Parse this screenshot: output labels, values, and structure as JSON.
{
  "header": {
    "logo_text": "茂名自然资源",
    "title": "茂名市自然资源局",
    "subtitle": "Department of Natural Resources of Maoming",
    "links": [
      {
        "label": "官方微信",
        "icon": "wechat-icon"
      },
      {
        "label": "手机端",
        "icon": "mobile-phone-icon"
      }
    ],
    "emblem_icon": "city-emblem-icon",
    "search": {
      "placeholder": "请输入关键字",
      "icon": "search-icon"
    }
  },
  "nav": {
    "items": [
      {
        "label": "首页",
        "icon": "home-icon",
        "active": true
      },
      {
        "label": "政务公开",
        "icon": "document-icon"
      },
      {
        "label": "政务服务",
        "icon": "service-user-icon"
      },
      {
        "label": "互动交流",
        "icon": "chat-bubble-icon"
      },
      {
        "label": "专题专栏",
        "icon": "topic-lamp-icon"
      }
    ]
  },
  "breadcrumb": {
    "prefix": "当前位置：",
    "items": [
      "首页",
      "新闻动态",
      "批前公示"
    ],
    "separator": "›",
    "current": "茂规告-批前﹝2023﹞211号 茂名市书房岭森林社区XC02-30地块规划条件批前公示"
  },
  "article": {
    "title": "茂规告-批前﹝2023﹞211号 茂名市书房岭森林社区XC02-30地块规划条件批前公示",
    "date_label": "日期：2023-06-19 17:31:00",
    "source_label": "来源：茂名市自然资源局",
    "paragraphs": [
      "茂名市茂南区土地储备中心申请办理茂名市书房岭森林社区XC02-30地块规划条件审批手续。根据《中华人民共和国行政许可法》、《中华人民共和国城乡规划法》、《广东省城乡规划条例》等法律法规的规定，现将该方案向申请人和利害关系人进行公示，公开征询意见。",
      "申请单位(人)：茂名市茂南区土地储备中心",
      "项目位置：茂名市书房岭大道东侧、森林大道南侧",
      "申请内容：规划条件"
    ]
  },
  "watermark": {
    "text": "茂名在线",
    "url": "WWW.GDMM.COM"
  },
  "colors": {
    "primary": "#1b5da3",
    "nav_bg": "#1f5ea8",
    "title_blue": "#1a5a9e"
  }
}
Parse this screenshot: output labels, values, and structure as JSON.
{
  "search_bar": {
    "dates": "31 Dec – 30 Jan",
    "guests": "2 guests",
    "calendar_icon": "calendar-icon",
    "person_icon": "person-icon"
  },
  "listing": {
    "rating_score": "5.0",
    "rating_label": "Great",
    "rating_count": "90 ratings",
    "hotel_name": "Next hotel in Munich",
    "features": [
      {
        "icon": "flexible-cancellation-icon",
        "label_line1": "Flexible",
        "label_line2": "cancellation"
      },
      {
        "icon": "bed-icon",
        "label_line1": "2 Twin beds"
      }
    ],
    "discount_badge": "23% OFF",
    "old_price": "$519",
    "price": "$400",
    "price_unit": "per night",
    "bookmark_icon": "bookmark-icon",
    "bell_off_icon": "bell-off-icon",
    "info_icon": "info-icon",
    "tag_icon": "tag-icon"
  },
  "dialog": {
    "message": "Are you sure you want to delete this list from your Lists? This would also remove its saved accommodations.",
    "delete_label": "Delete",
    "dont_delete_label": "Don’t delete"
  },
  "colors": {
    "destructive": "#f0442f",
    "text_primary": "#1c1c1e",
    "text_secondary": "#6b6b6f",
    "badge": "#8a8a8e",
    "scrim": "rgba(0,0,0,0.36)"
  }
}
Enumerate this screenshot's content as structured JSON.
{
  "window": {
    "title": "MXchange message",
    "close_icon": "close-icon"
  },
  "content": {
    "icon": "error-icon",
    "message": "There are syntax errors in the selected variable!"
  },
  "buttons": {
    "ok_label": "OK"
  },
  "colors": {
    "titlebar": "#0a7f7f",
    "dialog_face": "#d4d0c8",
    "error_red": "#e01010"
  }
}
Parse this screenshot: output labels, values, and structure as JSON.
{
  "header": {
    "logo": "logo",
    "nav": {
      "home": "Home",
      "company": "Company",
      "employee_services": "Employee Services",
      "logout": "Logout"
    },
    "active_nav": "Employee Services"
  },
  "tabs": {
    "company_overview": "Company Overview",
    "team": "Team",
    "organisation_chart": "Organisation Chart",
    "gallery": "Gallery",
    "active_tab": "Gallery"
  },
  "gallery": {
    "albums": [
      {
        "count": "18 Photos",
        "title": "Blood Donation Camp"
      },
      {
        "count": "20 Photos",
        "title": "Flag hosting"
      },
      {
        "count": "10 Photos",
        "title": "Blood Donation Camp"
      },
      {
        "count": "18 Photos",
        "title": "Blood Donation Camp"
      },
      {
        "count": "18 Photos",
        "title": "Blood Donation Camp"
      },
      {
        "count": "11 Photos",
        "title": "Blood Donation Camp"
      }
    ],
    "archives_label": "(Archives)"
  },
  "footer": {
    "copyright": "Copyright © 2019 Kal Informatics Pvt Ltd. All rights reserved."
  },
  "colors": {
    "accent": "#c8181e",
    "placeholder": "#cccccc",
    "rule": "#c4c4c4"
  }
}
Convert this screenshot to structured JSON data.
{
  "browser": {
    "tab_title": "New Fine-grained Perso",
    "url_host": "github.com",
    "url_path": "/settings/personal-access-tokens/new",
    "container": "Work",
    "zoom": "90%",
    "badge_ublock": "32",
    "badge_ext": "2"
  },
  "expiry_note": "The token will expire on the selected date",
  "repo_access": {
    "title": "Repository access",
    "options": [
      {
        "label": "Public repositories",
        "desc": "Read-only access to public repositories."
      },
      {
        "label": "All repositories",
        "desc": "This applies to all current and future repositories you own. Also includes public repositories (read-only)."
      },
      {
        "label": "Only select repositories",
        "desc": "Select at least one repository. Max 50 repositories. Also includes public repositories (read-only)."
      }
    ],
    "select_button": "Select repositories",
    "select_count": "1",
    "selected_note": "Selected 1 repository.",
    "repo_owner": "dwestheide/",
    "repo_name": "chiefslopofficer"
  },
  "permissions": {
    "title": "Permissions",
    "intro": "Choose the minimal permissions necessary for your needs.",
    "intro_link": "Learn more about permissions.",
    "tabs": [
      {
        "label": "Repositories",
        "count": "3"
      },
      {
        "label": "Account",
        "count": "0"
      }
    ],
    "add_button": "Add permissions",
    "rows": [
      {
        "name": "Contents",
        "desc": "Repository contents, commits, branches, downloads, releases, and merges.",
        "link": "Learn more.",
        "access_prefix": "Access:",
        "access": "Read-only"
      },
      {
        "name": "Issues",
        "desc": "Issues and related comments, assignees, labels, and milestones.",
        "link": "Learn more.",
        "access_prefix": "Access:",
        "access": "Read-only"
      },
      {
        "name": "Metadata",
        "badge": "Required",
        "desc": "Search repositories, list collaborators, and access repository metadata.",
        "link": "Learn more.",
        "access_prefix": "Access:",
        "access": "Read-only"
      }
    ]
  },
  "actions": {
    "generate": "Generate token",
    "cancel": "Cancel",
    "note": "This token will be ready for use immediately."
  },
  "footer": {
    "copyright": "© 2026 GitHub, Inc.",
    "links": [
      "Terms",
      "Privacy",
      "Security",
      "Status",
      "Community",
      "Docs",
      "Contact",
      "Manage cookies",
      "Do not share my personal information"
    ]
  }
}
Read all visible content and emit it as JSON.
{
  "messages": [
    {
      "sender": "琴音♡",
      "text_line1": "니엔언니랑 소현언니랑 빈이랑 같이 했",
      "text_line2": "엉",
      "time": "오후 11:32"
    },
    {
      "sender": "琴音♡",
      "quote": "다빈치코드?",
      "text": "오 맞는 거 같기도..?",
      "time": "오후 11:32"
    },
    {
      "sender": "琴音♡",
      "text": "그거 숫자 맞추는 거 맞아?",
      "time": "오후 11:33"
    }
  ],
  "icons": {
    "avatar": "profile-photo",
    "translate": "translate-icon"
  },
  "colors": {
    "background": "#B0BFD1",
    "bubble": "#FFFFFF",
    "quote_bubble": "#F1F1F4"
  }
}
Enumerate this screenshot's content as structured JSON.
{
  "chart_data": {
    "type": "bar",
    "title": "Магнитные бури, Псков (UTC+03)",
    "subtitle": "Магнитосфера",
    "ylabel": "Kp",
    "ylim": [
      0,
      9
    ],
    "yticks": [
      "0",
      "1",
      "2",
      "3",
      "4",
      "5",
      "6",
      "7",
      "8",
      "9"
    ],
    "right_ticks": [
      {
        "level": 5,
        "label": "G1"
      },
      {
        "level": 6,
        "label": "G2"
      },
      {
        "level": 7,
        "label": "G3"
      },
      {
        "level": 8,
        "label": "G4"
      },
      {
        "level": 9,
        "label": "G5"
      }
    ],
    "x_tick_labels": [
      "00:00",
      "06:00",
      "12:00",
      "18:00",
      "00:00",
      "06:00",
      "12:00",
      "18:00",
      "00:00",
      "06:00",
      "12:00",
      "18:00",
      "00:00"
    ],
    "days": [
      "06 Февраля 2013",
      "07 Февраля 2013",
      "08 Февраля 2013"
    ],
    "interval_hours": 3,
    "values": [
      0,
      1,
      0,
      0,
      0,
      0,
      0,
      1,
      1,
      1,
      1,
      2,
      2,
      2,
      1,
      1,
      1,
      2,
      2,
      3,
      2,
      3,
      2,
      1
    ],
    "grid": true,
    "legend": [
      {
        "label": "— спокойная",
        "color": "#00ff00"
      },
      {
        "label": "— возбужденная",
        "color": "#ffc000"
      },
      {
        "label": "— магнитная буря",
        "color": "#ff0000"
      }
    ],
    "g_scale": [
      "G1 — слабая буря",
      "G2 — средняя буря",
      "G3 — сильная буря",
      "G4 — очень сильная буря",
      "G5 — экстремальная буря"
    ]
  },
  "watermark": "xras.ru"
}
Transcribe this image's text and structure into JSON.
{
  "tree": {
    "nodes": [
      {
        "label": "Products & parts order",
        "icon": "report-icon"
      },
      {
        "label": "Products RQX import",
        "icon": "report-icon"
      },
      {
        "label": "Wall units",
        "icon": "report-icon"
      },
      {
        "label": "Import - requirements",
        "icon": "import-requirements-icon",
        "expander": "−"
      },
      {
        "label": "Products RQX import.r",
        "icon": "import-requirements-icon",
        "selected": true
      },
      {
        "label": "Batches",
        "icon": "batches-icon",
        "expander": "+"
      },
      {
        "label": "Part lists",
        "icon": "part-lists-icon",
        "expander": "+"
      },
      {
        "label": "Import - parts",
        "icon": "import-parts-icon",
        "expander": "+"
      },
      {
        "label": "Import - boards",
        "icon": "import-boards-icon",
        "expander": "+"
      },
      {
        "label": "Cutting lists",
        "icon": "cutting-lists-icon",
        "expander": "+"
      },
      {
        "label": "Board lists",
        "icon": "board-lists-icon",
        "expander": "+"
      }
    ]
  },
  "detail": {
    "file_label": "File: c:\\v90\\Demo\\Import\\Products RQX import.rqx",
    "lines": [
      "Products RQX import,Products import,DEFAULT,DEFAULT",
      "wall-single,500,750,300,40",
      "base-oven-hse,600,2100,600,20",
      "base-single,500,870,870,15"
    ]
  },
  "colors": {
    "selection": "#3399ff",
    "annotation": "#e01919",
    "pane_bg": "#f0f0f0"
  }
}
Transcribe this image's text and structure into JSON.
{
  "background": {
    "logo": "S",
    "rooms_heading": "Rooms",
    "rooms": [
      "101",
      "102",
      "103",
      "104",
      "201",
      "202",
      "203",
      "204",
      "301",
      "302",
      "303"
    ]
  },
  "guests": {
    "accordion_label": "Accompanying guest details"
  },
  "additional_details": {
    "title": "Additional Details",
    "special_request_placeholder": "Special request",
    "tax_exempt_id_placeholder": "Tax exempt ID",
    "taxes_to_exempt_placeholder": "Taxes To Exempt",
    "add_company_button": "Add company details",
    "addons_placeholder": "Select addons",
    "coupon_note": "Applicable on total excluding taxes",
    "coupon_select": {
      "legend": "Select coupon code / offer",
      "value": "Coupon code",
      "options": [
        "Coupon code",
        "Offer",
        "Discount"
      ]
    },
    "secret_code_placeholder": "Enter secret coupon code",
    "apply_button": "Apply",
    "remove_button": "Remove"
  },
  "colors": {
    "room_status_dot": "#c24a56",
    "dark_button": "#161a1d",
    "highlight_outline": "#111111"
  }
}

^^^^^^^^

- **Written request**
Your answer should be one number: how many lines in the material above contain the string "level".

- **Exercise output**
5